(Extracted records)
-- -- --
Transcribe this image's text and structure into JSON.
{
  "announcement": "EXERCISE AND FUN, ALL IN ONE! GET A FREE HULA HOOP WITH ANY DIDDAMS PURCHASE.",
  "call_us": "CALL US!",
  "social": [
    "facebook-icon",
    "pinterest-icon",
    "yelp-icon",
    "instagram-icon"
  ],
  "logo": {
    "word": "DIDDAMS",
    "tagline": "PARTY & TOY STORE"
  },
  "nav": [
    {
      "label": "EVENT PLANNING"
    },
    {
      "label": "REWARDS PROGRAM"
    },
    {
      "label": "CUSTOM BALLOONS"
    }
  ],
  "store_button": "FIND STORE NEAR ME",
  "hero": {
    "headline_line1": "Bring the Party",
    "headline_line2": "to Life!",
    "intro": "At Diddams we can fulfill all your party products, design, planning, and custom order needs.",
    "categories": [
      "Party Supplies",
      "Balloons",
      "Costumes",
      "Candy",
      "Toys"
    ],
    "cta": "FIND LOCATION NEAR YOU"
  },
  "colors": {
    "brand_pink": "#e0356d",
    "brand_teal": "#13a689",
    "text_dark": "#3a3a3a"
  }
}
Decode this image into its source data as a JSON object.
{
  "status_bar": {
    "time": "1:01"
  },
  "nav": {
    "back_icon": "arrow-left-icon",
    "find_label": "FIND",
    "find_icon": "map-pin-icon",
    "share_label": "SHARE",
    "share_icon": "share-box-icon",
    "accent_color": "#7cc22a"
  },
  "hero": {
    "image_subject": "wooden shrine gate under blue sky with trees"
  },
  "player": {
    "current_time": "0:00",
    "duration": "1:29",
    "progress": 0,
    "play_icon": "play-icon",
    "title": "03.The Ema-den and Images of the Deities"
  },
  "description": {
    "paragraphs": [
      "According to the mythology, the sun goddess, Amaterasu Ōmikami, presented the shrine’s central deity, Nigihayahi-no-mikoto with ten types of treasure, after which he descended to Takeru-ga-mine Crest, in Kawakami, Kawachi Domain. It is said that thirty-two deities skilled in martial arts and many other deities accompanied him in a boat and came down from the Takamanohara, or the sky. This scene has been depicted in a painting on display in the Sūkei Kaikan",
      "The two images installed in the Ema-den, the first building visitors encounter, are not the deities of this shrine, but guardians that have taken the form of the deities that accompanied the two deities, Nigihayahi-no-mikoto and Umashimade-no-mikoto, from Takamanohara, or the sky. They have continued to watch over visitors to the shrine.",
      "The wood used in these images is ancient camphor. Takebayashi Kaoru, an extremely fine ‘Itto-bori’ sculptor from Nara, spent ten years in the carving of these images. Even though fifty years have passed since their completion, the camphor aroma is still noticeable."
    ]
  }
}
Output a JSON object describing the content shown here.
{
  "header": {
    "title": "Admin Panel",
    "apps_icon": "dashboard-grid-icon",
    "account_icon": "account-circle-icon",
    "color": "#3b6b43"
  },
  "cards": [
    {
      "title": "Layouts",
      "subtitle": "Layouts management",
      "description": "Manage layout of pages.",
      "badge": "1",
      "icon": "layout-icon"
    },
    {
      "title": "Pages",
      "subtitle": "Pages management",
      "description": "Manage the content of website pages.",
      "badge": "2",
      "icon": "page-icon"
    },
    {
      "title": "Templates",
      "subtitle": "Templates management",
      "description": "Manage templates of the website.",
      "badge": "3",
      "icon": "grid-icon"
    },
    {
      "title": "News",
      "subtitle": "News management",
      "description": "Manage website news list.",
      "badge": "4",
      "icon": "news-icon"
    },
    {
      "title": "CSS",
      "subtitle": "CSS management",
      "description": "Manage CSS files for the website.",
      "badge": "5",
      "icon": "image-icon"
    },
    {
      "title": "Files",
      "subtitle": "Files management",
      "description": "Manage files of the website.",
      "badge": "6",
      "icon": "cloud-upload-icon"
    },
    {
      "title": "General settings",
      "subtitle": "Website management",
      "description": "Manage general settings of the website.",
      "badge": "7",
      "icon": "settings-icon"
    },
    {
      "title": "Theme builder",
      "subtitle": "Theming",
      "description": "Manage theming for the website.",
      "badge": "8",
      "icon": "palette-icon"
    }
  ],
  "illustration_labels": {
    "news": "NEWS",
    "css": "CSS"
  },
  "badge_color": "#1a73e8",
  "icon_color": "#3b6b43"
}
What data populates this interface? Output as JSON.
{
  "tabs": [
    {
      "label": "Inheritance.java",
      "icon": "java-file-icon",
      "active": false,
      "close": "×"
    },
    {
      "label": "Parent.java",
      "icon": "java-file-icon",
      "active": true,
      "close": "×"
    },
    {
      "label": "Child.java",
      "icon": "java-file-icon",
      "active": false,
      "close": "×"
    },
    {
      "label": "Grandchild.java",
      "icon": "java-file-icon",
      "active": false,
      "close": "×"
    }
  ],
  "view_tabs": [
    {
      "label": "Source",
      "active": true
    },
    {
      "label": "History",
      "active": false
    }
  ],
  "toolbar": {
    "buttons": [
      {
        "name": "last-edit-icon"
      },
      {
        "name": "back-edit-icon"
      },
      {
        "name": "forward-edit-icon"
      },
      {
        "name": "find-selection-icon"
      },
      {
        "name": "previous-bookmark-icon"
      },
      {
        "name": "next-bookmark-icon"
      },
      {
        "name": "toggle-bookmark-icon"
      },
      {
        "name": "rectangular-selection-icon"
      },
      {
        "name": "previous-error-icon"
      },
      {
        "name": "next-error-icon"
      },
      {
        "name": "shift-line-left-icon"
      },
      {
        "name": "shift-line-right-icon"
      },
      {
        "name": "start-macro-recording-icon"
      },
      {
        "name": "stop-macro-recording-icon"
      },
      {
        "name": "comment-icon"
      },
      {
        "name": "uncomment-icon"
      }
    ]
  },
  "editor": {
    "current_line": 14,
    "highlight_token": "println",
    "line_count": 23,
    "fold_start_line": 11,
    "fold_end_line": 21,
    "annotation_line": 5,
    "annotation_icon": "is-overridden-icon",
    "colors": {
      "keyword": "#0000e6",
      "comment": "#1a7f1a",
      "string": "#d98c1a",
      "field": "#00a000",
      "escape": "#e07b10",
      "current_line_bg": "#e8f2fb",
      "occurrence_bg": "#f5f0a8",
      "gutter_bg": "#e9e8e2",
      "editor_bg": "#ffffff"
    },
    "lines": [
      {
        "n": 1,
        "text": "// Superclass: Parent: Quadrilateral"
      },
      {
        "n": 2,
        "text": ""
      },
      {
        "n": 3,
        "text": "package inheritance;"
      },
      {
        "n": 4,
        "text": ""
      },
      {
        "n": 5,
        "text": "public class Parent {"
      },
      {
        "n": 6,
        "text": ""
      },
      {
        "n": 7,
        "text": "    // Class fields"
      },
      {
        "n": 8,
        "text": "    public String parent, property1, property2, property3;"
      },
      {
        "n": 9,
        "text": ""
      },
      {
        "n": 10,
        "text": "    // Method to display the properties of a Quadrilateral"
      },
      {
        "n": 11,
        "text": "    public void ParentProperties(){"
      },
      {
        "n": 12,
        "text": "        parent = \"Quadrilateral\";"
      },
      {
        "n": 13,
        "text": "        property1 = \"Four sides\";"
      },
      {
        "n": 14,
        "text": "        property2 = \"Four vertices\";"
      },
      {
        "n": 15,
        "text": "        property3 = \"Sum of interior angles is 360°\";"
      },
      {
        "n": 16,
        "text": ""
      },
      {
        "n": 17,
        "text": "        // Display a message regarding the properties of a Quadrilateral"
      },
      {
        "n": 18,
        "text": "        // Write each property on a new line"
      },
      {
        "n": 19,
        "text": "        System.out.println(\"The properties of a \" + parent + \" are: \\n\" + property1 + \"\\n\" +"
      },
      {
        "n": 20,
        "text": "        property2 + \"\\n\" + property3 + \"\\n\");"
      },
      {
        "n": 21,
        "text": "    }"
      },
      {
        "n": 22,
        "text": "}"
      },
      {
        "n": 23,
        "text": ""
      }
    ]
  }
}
-- -- --
Given request :: Each line that holds the word "content" is to be copied.

Solution for this problem ::
Output a JSON object describing the content shown here.
      "description": "Manage the content of website pages.",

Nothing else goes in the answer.